+++ Records for this exercise +++
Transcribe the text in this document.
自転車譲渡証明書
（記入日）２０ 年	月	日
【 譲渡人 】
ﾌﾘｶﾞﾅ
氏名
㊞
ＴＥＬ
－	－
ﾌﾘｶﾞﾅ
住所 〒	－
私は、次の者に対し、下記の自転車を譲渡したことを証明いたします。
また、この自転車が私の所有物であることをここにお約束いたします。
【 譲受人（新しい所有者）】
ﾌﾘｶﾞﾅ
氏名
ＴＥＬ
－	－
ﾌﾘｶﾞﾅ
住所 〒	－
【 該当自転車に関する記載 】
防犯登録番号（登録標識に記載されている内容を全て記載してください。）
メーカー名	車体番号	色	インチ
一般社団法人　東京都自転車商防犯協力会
+++
+++ Records for this exercise +++
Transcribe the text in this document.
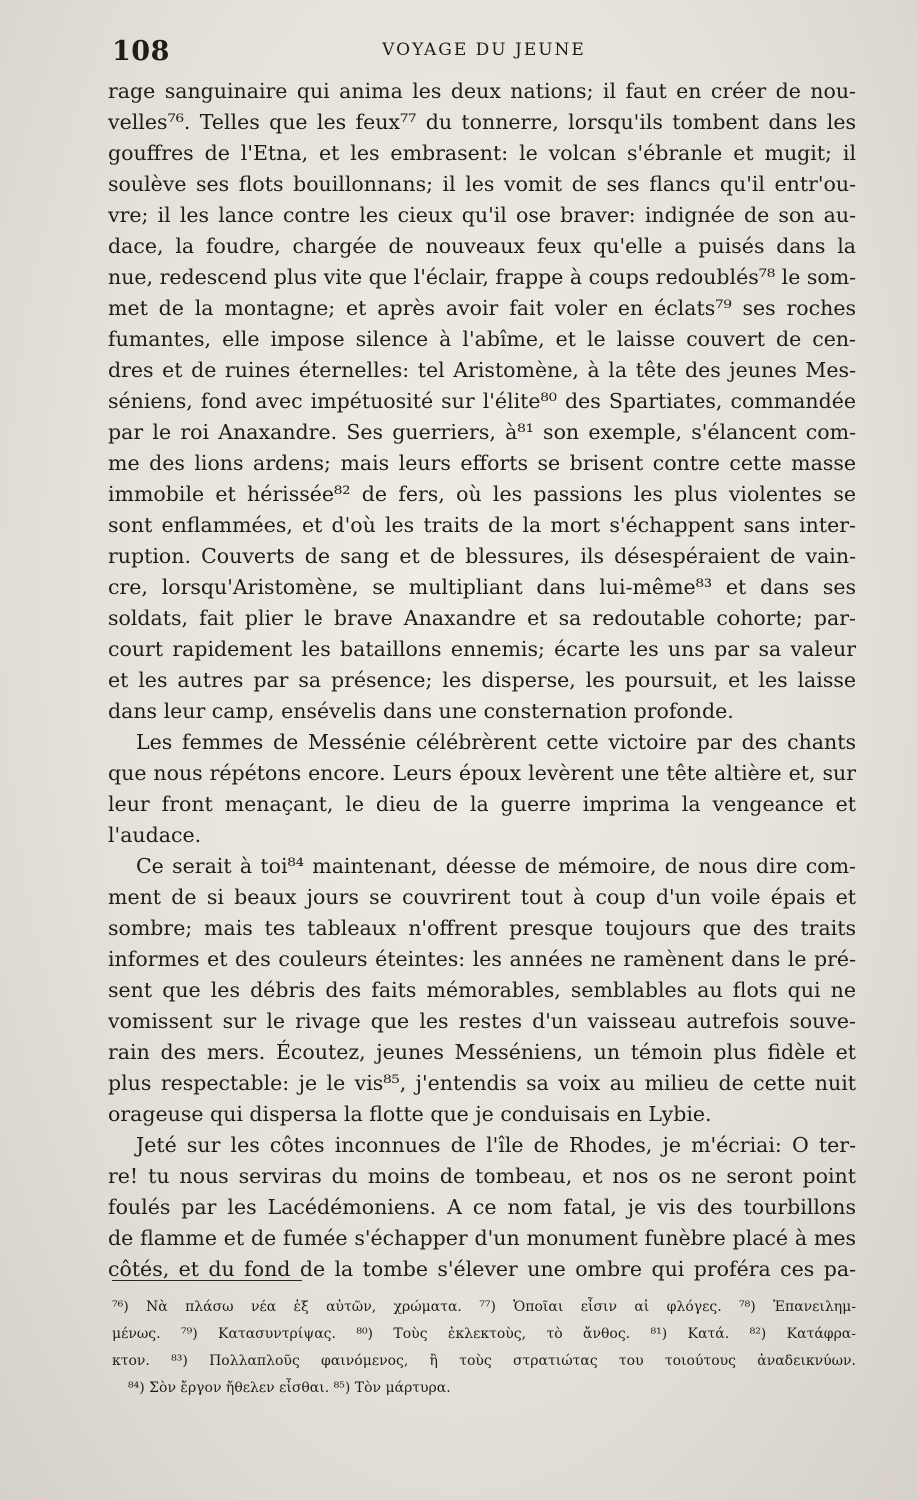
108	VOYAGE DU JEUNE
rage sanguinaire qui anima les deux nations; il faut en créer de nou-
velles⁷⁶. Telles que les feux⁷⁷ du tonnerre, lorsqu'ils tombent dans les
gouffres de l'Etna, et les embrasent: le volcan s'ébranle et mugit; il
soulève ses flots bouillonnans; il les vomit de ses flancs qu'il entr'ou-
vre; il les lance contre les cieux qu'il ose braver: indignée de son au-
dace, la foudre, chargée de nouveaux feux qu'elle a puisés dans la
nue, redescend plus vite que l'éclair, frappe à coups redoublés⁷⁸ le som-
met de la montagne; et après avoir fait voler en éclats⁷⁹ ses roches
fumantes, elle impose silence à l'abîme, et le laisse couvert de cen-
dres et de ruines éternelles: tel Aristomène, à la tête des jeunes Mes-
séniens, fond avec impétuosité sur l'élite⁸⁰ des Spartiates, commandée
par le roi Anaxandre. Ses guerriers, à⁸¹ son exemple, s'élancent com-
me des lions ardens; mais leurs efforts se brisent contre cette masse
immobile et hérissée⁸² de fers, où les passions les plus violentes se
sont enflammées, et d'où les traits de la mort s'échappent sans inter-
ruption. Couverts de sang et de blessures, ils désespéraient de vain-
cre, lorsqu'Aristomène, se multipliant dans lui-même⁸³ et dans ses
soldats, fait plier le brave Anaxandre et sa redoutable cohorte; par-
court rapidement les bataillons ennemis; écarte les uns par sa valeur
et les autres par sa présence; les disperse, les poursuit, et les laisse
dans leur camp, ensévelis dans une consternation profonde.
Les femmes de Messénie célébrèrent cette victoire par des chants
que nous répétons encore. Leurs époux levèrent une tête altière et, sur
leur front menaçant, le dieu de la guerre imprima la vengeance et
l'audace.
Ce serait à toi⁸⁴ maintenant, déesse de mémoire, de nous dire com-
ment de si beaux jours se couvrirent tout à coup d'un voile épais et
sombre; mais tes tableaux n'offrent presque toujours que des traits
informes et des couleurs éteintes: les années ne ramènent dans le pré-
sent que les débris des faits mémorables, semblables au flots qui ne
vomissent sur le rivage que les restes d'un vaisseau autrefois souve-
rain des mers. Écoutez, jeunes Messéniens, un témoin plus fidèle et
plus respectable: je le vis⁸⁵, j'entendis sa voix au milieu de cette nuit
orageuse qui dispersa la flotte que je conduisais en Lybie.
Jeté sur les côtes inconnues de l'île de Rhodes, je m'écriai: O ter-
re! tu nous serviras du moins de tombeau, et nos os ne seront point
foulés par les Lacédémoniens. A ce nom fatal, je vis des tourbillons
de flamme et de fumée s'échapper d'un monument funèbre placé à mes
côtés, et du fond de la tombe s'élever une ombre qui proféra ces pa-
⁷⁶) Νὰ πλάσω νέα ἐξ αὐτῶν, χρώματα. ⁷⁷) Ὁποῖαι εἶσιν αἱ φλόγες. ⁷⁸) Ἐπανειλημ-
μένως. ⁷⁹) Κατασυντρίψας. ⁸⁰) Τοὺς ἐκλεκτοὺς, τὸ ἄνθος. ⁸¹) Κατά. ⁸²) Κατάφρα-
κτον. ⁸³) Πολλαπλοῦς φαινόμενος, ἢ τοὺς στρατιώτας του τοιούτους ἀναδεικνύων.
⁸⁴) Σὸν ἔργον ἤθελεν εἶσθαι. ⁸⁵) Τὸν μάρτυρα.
+++
__Work to do__
Count how many lines in the data contain the word "dans", giving the number without comment.

__Answer to this exercise__
5